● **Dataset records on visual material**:
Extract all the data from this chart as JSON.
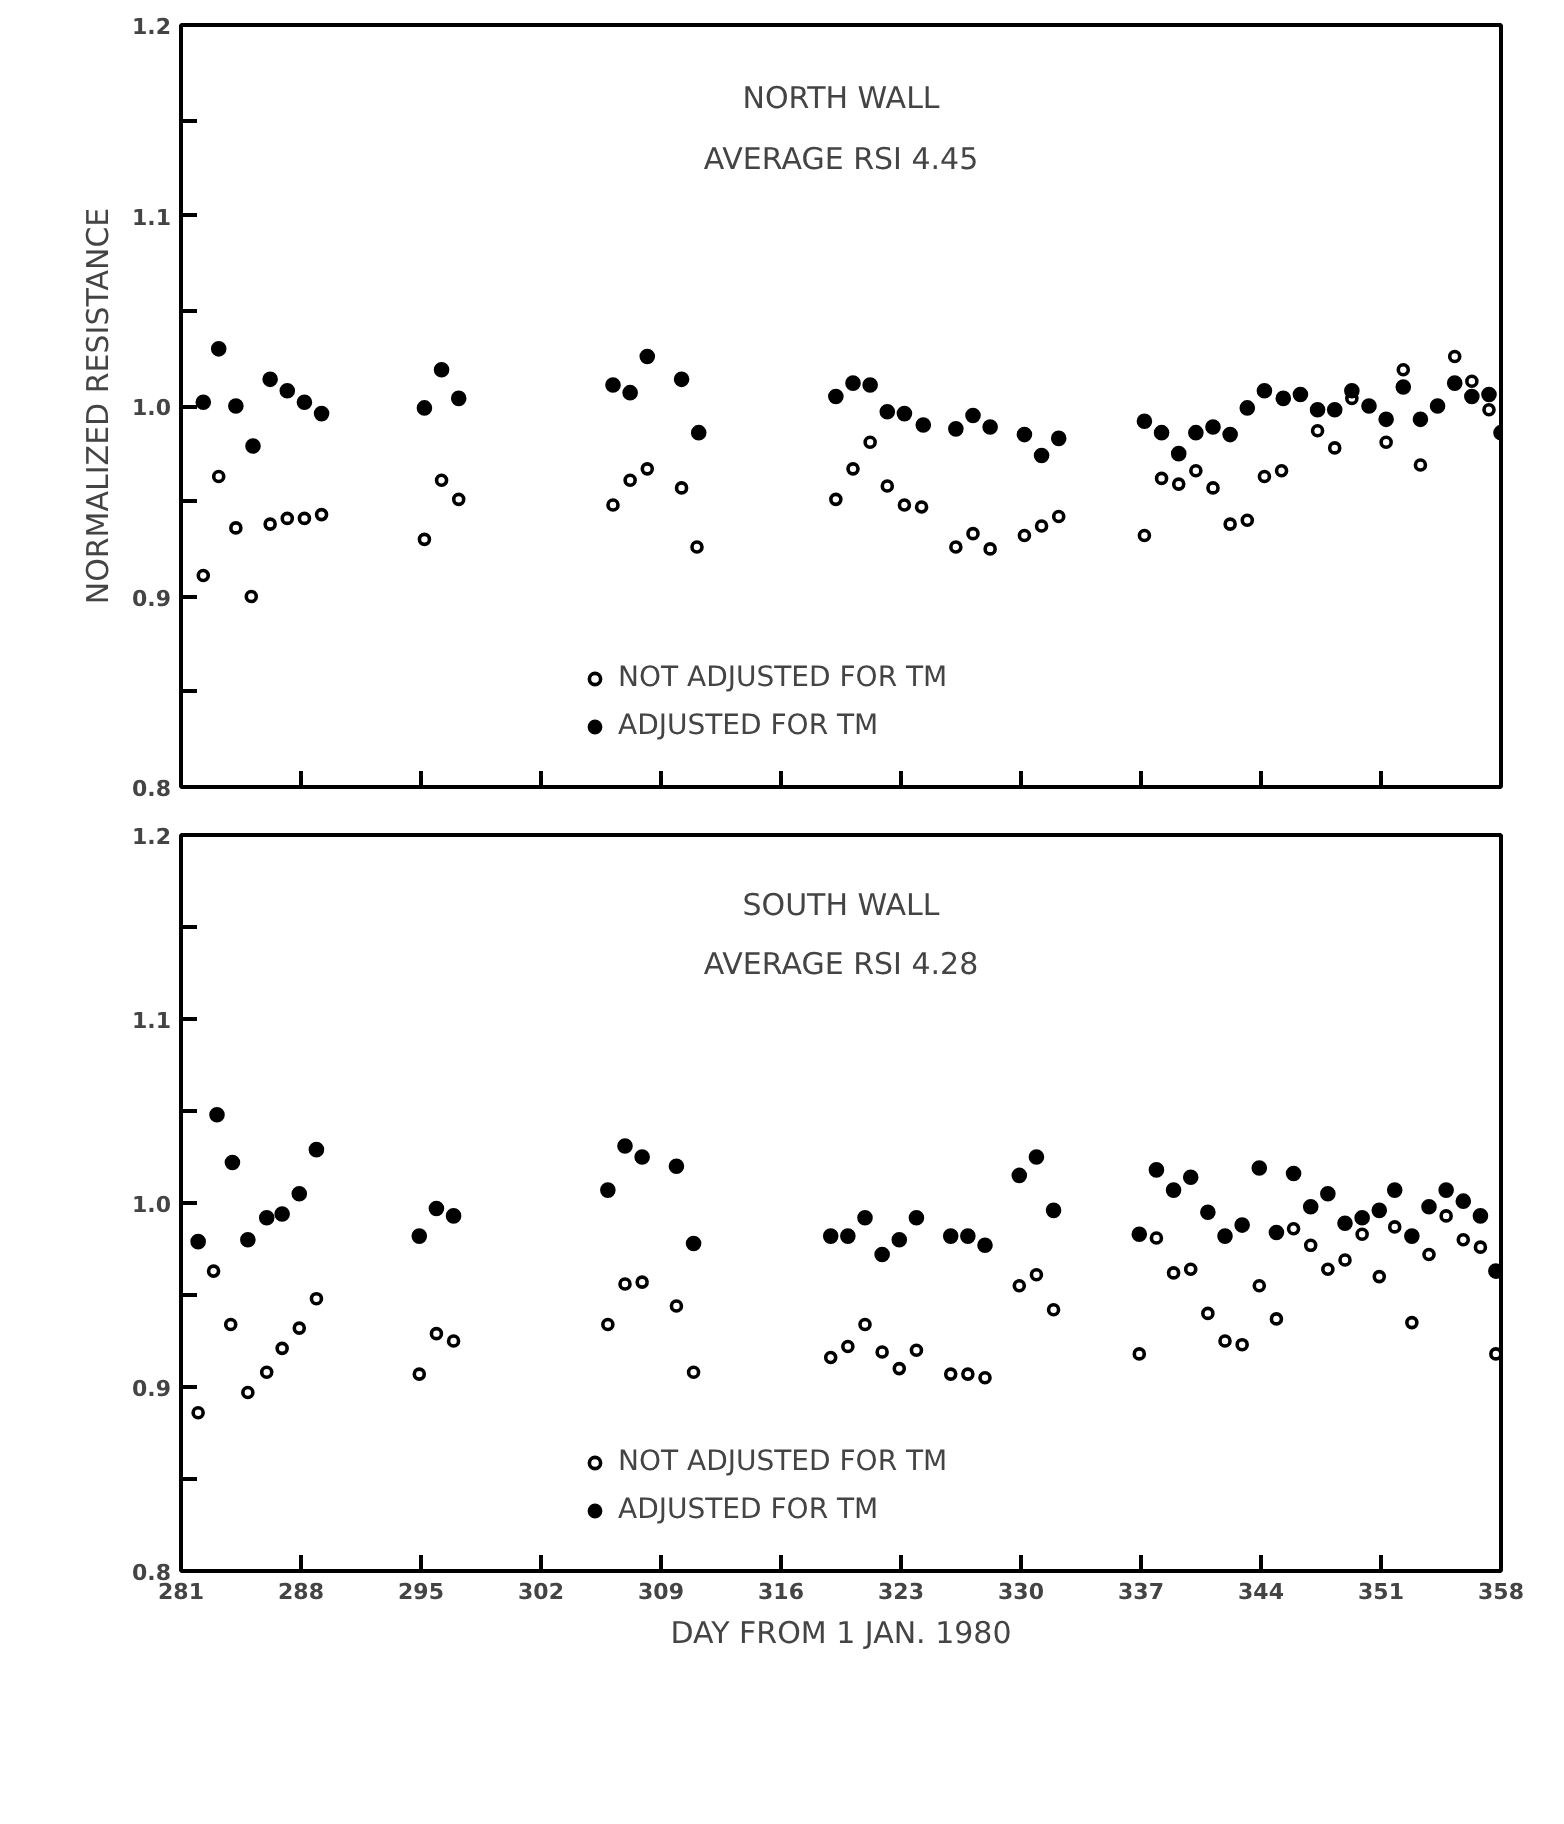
{
  "chart_data": [
    {
      "type": "scatter",
      "title": "NORTH WALL",
      "subtitle": "AVERAGE RSI 4.45",
      "ylabel": "NORMALIZED RESISTANCE",
      "xlim": [
        281,
        358
      ],
      "xticks": [
        {
          "value": 281,
          "label": null
        },
        {
          "value": 288,
          "label": null
        },
        {
          "value": 295,
          "label": null
        },
        {
          "value": 302,
          "label": null
        },
        {
          "value": 309,
          "label": null
        },
        {
          "value": 316,
          "label": null
        },
        {
          "value": 323,
          "label": null
        },
        {
          "value": 330,
          "label": null
        },
        {
          "value": 337,
          "label": null
        },
        {
          "value": 344,
          "label": null
        },
        {
          "value": 351,
          "label": null
        },
        {
          "value": 358,
          "label": null
        }
      ],
      "ylim": [
        0.8,
        1.2
      ],
      "yticks": [
        {
          "value": 0.8,
          "label": "0.8"
        },
        {
          "value": 0.85,
          "label": null
        },
        {
          "value": 0.9,
          "label": "0.9"
        },
        {
          "value": 0.95,
          "label": null
        },
        {
          "value": 1.0,
          "label": "1.0"
        },
        {
          "value": 1.05,
          "label": null
        },
        {
          "value": 1.1,
          "label": "1.1"
        },
        {
          "value": 1.15,
          "label": null
        },
        {
          "value": 1.2,
          "label": "1.2"
        }
      ],
      "tick_labels": "y",
      "grid": false,
      "legend": "bottom",
      "series": [
        {
          "name": "NOT ADJUSTED FOR TM",
          "color": "#000000",
          "marker": "circle_open",
          "x": [
            282.3,
            283.2,
            284.2,
            285.1,
            286.2,
            287.2,
            288.2,
            289.2,
            295.2,
            296.2,
            297.2,
            306.2,
            307.2,
            308.2,
            310.2,
            311.1,
            319.2,
            320.2,
            321.2,
            322.2,
            323.2,
            324.2,
            326.2,
            327.2,
            328.2,
            330.2,
            331.2,
            332.2,
            337.2,
            338.2,
            339.2,
            340.2,
            341.2,
            342.2,
            343.2,
            344.2,
            345.2,
            347.3,
            348.3,
            349.3,
            351.3,
            352.3,
            353.3,
            354.3,
            355.3,
            356.3,
            357.3
          ],
          "values": [
            0.911,
            0.963,
            0.936,
            0.9,
            0.938,
            0.941,
            0.941,
            0.943,
            0.93,
            0.961,
            0.951,
            0.948,
            0.961,
            0.967,
            0.957,
            0.926,
            0.951,
            0.967,
            0.981,
            0.958,
            0.948,
            0.947,
            0.926,
            0.933,
            0.925,
            0.932,
            0.937,
            0.942,
            0.932,
            0.962,
            0.959,
            0.966,
            0.957,
            0.938,
            0.94,
            0.963,
            0.966,
            0.987,
            0.978,
            1.004,
            0.981,
            1.019,
            0.969,
            null,
            1.026,
            1.013,
            0.998
          ]
        },
        {
          "name": "ADJUSTED FOR TM",
          "color": "#000000",
          "marker": "circle",
          "x": [
            282.3,
            283.2,
            284.2,
            285.2,
            286.2,
            287.2,
            288.2,
            289.2,
            295.2,
            296.2,
            297.2,
            306.2,
            307.2,
            308.2,
            310.2,
            311.2,
            319.2,
            320.2,
            321.2,
            322.2,
            323.2,
            324.3,
            326.2,
            327.2,
            328.2,
            330.2,
            331.2,
            332.2,
            337.2,
            338.2,
            339.2,
            340.2,
            341.2,
            342.2,
            343.2,
            344.2,
            345.3,
            346.3,
            347.3,
            348.3,
            349.3,
            350.3,
            351.3,
            352.3,
            353.3,
            354.3,
            355.3,
            356.3,
            357.3,
            358.0
          ],
          "values": [
            1.002,
            1.03,
            1.0,
            0.979,
            1.014,
            1.008,
            1.002,
            0.996,
            0.999,
            1.019,
            1.004,
            1.011,
            1.007,
            1.026,
            1.014,
            0.986,
            1.005,
            1.012,
            1.011,
            0.997,
            0.996,
            0.99,
            0.988,
            0.995,
            0.989,
            0.985,
            0.974,
            0.983,
            0.992,
            0.986,
            0.975,
            0.986,
            0.989,
            0.985,
            0.999,
            1.008,
            1.004,
            1.006,
            0.998,
            0.998,
            1.008,
            1.0,
            0.993,
            1.01,
            0.993,
            1.0,
            1.012,
            1.005,
            1.006,
            0.986
          ]
        }
      ]
    },
    {
      "type": "scatter",
      "title": "SOUTH WALL",
      "subtitle": "AVERAGE RSI 4.28",
      "xlabel": "DAY FROM 1 JAN. 1980",
      "xlim": [
        281,
        358
      ],
      "xticks": [
        281,
        288,
        295,
        302,
        309,
        316,
        323,
        330,
        337,
        344,
        351,
        358
      ],
      "ylim": [
        0.8,
        1.2
      ],
      "yticks": [
        {
          "value": 0.8,
          "label": "0.8"
        },
        {
          "value": 0.85,
          "label": null
        },
        {
          "value": 0.9,
          "label": "0.9"
        },
        {
          "value": 0.95,
          "label": null
        },
        {
          "value": 1.0,
          "label": "1.0"
        },
        {
          "value": 1.05,
          "label": null
        },
        {
          "value": 1.1,
          "label": "1.1"
        },
        {
          "value": 1.15,
          "label": null
        },
        {
          "value": 1.2,
          "label": "1.2"
        }
      ],
      "grid": false,
      "legend": "bottom",
      "series": [
        {
          "name": "NOT ADJUSTED FOR TM",
          "color": "#000000",
          "marker": "circle_open",
          "x": [
            282.0,
            282.9,
            283.9,
            284.9,
            286.0,
            286.9,
            287.9,
            288.9,
            294.9,
            295.9,
            296.9,
            305.9,
            306.9,
            307.9,
            309.9,
            310.9,
            318.9,
            319.9,
            320.9,
            321.9,
            322.9,
            323.9,
            325.9,
            326.9,
            327.9,
            329.9,
            330.9,
            331.9,
            336.9,
            337.9,
            338.9,
            339.9,
            340.9,
            341.9,
            342.9,
            343.9,
            344.9,
            345.9,
            346.9,
            347.9,
            348.9,
            349.9,
            350.9,
            351.8,
            352.8,
            353.8,
            354.8,
            355.8,
            356.8,
            357.7
          ],
          "values": [
            0.886,
            0.963,
            0.934,
            0.897,
            0.908,
            0.921,
            0.932,
            0.948,
            0.907,
            0.929,
            0.925,
            0.934,
            0.956,
            0.957,
            0.944,
            0.908,
            0.916,
            0.922,
            0.934,
            0.919,
            0.91,
            0.92,
            0.907,
            0.907,
            0.905,
            0.955,
            0.961,
            0.942,
            0.918,
            0.981,
            0.962,
            0.964,
            0.94,
            0.925,
            0.923,
            0.955,
            0.937,
            0.986,
            0.977,
            0.964,
            0.969,
            0.983,
            0.96,
            0.987,
            0.935,
            0.972,
            0.993,
            0.98,
            0.976,
            0.918
          ]
        },
        {
          "name": "ADJUSTED FOR TM",
          "color": "#000000",
          "marker": "circle",
          "x": [
            282.0,
            283.1,
            284.0,
            284.9,
            286.0,
            286.9,
            287.9,
            288.9,
            294.9,
            295.9,
            296.9,
            305.9,
            306.9,
            307.9,
            309.9,
            310.9,
            318.9,
            319.9,
            320.9,
            321.9,
            322.9,
            323.9,
            325.9,
            326.9,
            327.9,
            329.9,
            330.9,
            331.9,
            336.9,
            337.9,
            338.9,
            339.9,
            340.9,
            341.9,
            342.9,
            343.9,
            344.9,
            345.9,
            346.9,
            347.9,
            348.9,
            349.9,
            350.9,
            351.8,
            352.8,
            353.8,
            354.8,
            355.8,
            356.8,
            357.7
          ],
          "values": [
            0.979,
            1.048,
            1.022,
            0.98,
            0.992,
            0.994,
            1.005,
            1.029,
            0.982,
            0.997,
            0.993,
            1.007,
            1.031,
            1.025,
            1.02,
            0.978,
            0.982,
            0.982,
            0.992,
            0.972,
            0.98,
            0.992,
            0.982,
            0.982,
            0.977,
            1.015,
            1.025,
            0.996,
            0.983,
            1.018,
            1.007,
            1.014,
            0.995,
            0.982,
            0.988,
            1.019,
            0.984,
            1.016,
            0.998,
            1.005,
            0.989,
            0.992,
            0.996,
            1.007,
            0.982,
            0.998,
            1.007,
            1.001,
            0.993,
            0.963
          ]
        }
      ]
    }
  ]
}
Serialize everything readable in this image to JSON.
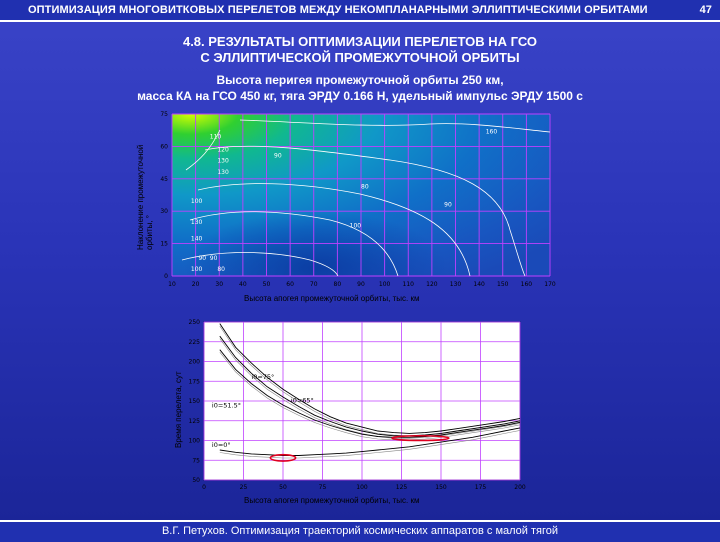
{
  "header": {
    "title": "ОПТИМИЗАЦИЯ МНОГОВИТКОВЫХ ПЕРЕЛЕТОВ МЕЖДУ НЕКОМПЛАНАРНЫМИ ЭЛЛИПТИЧЕСКИМИ ОРБИТАМИ",
    "page": "47"
  },
  "slide": {
    "title_line1": "4.8. РЕЗУЛЬТАТЫ ОПТИМИЗАЦИИ ПЕРЕЛЕТОВ НА ГСО",
    "title_line2": "С ЭЛЛИПТИЧЕСКОЙ ПРОМЕЖУТОЧНОЙ ОРБИТЫ",
    "subtitle_line1": "Высота перигея промежуточной орбиты 250 км,",
    "subtitle_line2": "масса КА на ГСО 450 кг, тяга ЭРДУ 0.166 Н, удельный импульс ЭРДУ 1500 с"
  },
  "footer": {
    "text": "В.Г. Петухов. Оптимизация траекторий космических аппаратов с малой тягой"
  },
  "chart_data": [
    {
      "type": "heatmap",
      "title": "",
      "xlabel": "Высота апогея промежуточной орбиты, тыс. км",
      "ylabel": "Наклонение промежуточной орбиты, °",
      "x_ticks": [
        "10",
        "20",
        "30",
        "40",
        "50",
        "60",
        "70",
        "80",
        "90",
        "100",
        "110",
        "120",
        "130",
        "140",
        "150",
        "160",
        "170"
      ],
      "y_ticks": [
        "0",
        "15",
        "30",
        "45",
        "60",
        "75"
      ],
      "xlim": [
        10,
        170
      ],
      "ylim": [
        0,
        75
      ],
      "contour_labels": [
        "160",
        "110",
        "120",
        "130",
        "130",
        "90",
        "80",
        "90",
        "100",
        "100",
        "130",
        "140",
        "90",
        "90",
        "100",
        "80"
      ],
      "grid": true
    },
    {
      "type": "line",
      "title": "",
      "xlabel": "Высота апогея промежуточной орбиты, тыс. км",
      "ylabel": "Время перелета, сут",
      "x_ticks": [
        "0",
        "25",
        "50",
        "75",
        "100",
        "125",
        "150",
        "175",
        "200"
      ],
      "y_ticks": [
        "50",
        "75",
        "100",
        "125",
        "150",
        "175",
        "200",
        "225",
        "250"
      ],
      "xlim": [
        0,
        200
      ],
      "ylim": [
        50,
        250
      ],
      "series": [
        {
          "name": "i0=75°",
          "x": [
            10,
            20,
            30,
            40,
            50,
            60,
            70,
            80,
            90,
            100,
            110,
            120,
            130,
            140,
            150,
            160,
            170,
            180,
            190,
            200
          ],
          "values": [
            248,
            218,
            198,
            180,
            165,
            152,
            140,
            130,
            122,
            117,
            112,
            110,
            109,
            110,
            112,
            115,
            118,
            121,
            124,
            128
          ]
        },
        {
          "name": "i0=65°",
          "x": [
            10,
            20,
            30,
            40,
            50,
            60,
            70,
            80,
            90,
            100,
            110,
            120,
            130,
            140,
            150,
            160,
            170,
            180,
            190,
            200
          ],
          "values": [
            232,
            205,
            185,
            168,
            155,
            143,
            132,
            124,
            117,
            112,
            108,
            106,
            106,
            107,
            109,
            112,
            115,
            118,
            121,
            125
          ]
        },
        {
          "name": "i0=51.5°",
          "x": [
            10,
            20,
            30,
            40,
            50,
            60,
            70,
            80,
            90,
            100,
            110,
            120,
            130,
            140,
            150,
            160,
            170,
            180,
            190,
            200
          ],
          "values": [
            215,
            190,
            172,
            157,
            145,
            135,
            126,
            119,
            113,
            108,
            105,
            104,
            104,
            105,
            107,
            110,
            113,
            116,
            119,
            123
          ]
        },
        {
          "name": "i0=0°",
          "x": [
            10,
            20,
            30,
            40,
            50,
            60,
            70,
            80,
            90,
            100,
            110,
            120,
            130,
            140,
            150,
            160,
            170,
            180,
            190,
            200
          ],
          "values": [
            88,
            85,
            83,
            82,
            81,
            81,
            82,
            83,
            84,
            86,
            88,
            90,
            92,
            95,
            98,
            101,
            104,
            108,
            112,
            116
          ]
        }
      ],
      "annotations": [
        "i0=75°",
        "i0=65°",
        "i0=51.5°",
        "i0=0°"
      ],
      "highlights": [
        {
          "x": 50,
          "y": 78,
          "rx": 8,
          "ry": 4
        },
        {
          "x": 137,
          "y": 103,
          "rx": 18,
          "ry": 3
        }
      ],
      "grid": true
    }
  ],
  "colors": {
    "background": "#2a34b8",
    "header": "#2030b0",
    "grid": "#c040ff"
  }
}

● **Exercise brief**:
Of the lines above, how many contain the word "AVERAGE"? Provide the number and nothing else.

● **Result of the task**:
2